▶ **STATED GOAL**: Gather the lines from the material that contain "hacker".

(Dataset rows)
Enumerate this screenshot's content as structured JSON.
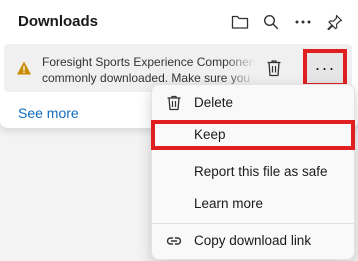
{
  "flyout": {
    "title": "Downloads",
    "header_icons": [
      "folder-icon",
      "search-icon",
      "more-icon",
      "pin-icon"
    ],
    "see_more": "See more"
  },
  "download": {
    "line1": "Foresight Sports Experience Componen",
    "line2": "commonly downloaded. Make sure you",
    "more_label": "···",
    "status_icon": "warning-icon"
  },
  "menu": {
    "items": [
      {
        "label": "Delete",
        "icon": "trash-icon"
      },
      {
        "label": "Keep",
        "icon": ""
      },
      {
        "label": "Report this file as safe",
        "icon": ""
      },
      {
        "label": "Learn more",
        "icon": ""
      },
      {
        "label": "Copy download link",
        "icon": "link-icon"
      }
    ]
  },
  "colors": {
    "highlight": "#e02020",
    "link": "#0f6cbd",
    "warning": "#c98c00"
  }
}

--

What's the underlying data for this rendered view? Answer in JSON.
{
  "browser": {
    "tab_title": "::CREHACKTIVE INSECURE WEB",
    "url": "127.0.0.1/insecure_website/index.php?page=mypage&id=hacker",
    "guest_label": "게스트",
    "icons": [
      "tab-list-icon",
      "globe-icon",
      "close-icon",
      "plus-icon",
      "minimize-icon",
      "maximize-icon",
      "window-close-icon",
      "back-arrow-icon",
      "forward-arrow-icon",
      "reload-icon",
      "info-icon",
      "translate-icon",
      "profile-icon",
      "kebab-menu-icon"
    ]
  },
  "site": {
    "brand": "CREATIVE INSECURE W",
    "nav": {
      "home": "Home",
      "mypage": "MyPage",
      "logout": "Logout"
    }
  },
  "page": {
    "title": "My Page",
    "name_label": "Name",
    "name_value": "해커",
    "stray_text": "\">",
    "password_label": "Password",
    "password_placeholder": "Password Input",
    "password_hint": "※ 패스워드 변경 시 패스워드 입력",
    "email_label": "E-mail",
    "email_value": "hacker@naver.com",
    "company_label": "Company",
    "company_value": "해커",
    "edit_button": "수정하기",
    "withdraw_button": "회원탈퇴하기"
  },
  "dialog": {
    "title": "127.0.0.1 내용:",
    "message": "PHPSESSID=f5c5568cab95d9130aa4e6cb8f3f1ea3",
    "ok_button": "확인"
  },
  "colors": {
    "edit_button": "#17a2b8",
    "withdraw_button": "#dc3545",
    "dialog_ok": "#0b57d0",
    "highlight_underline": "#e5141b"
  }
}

▶ **EXPECTED ANSWER**:
    "url": "127.0.0.1/insecure_website/index.php?page=mypage&id=hacker",
    "email_value": "hacker@naver.com",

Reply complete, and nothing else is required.